Goal of the exercise: Check every line for the word "France" and state how many lines have it. Reply with the number alone.

## start

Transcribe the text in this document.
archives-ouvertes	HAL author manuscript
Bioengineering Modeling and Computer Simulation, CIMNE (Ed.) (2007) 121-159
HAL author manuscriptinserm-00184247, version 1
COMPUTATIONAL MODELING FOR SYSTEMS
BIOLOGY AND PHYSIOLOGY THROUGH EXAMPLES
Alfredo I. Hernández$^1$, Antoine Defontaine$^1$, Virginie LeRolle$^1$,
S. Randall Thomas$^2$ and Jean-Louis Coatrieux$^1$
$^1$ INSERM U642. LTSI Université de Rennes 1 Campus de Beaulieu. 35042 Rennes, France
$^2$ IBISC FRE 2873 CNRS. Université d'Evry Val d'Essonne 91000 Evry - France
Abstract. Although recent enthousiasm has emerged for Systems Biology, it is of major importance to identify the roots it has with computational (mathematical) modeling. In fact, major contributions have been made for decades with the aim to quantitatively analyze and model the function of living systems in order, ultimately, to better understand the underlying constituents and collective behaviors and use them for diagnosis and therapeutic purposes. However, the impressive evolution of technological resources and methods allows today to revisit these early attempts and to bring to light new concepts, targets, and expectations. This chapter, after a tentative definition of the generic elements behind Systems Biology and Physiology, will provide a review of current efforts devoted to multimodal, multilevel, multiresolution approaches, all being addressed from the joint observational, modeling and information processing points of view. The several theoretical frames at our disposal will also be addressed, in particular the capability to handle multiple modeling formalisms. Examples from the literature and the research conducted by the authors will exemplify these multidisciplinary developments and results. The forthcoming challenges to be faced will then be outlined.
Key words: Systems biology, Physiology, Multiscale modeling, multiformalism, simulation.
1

## end

Full output: 2